Le ragioni sospette dell'attacco a Ratzinger
E' una bufera molto strana quella scoppiata sul papa emerito a seguito del rapporto di Monaco. Ecco per quale ragione
Lo spirito del mondo è tornato ad abbattersi su Joseph Ratzinger. E’ ormai noto a tutti che un rapporto, commissionato dall’arcidiocesi di Monaco, lo accusa di aver tenuto comportamenti erronei su quattro casi di pedofilia, quando era arcivescovo di Monaco e Frisinga tra il 1977 e il 1982. Il papa emerito si è difeso, respingendo le accuse. Ma al circuito mediatico questo non sembra interessare.
Si potrebbe ricordare che –nel caso più grave e noto dei quattro, quello riguardante padre Peter Hullermann– l'allora vicario dell'arcidiocesi di Monaco, Gerhard Gruber, si è sempre assunto la piena responsabilità dell'assegnazione del sacerdote a funzione pastorale. Si potrebbe ricordare che, ai vertici della Chiesa, Ratzinger sia stato in prima linea per arginare la piaga della pedofilia. Si potrebbe in tal senso ricordare che, nel 2001, da prefetto dell’ex Sant’Uffizio, firmò la lettera De delictis gravioribus, in cui erano contenute norme per contrastare il fenomeno: norme che vennero da lui stesso inasprite, nel 2010, da pontefice. Si potrebbe ricordare poi che un’ulteriore stretta arrivò nel 2011 con una lettera circolare, siglata dall’ex Sant’Uffizio. Tutto questo, senza dimenticare le dure parole contenute nella missiva ai cattolici irlandesi, inviata da Ratzinger nel 2010 o i numerosi incontri che, da papa, egli ebbe con vittime di preti pedofili. Si potrebbe ricordare che, nel biennio 2011-2012, furono quasi 400 i sacerdoti ridotti allo stato laicale da Raztinger per molestie ai danni di minori. Si potrebbe infine ricordare il fatto che, a volte, questi rapporti indipendenti sulla pedofilia dei sacerdoti contengano significative falle dal punto di vista metodologico e ideologico: è per esempio il caso del recente rapporto Sauvé, dedicato alla Chiesa francese.
Tante cose si potrebbero (e dovrebbero) ricordare, prima di trarre conclusioni affrettate. Ma per qualcuno tutto questo non ha importanza, perché evidentemente il vero fine non è quello di stabilire (come è sacrosanto che sia) la verità dei fatti, ma quello di colpire un nemico, seguendo le medesime dinamiche giacobine che caratterizzano la cosiddetta Cancel Culture: dinamiche fatta di gogne e processi mediatici. Non è la prima volta che Joseph Ratzinger si trova al centro di strumentali campagne denigratorie. Polveroni, spesso fondati sul nulla. Un caso esemplare, sotto questo punto di vista, fu l’ormai famoso discorso di Ratisbona del 2006, quando l’allora papa regnante venne messo alla berlina con l’accusa di aver offeso i musulmani. La strumentalità di quell’attacco era palese: non solo perché bastava leggere il testo della conferenza per capire che Ratzinger non aveva offeso nessuno, ma anche perché l’addebito mossogli non aveva a che fare con il merito della sua prolusione. Non si disse, in altre parole, che Ratzinger avesse torto, ma che Ratzinger fosse di fatto stato politicamente scorretto.

▶ [Compito assegnato A]:
Modifica i record dall'inizio fino alla riga con "29, 257, 46]" inclusa e riportali: metti "Feux" al posto di "Incendies" e lascia tutto il resto invariato.

▶ [Elenco dei record]:
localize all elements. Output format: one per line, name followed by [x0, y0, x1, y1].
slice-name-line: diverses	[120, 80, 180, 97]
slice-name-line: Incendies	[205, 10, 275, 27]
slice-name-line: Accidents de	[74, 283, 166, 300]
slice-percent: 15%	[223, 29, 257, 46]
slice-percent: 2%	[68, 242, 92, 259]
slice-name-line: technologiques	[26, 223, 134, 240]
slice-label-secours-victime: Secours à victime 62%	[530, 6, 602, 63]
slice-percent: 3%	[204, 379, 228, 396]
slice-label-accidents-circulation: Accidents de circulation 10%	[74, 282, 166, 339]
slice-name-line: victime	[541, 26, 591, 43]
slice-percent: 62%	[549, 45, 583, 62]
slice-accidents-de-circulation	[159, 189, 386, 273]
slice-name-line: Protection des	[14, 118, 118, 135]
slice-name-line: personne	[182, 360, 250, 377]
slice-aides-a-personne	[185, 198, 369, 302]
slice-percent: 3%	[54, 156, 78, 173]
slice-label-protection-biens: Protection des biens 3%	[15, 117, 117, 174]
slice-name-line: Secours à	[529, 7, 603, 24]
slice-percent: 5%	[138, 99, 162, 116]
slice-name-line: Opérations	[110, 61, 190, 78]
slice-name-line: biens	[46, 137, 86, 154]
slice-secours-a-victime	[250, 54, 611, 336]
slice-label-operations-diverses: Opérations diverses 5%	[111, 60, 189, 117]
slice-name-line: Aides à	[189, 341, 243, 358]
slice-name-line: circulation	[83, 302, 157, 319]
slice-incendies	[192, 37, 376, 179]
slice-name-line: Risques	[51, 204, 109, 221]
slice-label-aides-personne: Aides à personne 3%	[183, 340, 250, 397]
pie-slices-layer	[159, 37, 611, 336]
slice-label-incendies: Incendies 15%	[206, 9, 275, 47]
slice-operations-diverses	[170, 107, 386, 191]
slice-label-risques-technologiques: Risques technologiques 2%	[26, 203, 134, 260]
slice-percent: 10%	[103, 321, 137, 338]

▶ [Compito assegnato B]:
Secondo il brano, quale lettera firmò Ratzinger nel 2001 come prefetto dell'ex Sant'Uffizio?

▶ [Risultato atteso A]:
localize all elements. Output format: one per line, name followed by [x0, y0, x1, y1].
slice-name-line: diverses	[120, 80, 180, 97]
slice-name-line: Feux	[205, 10, 275, 27]
slice-name-line: Accidents de	[74, 283, 166, 300]
slice-percent: 15%	[223, 29, 257, 46]

▶ [Risultato atteso B]:
La lettera De delictis gravioribus.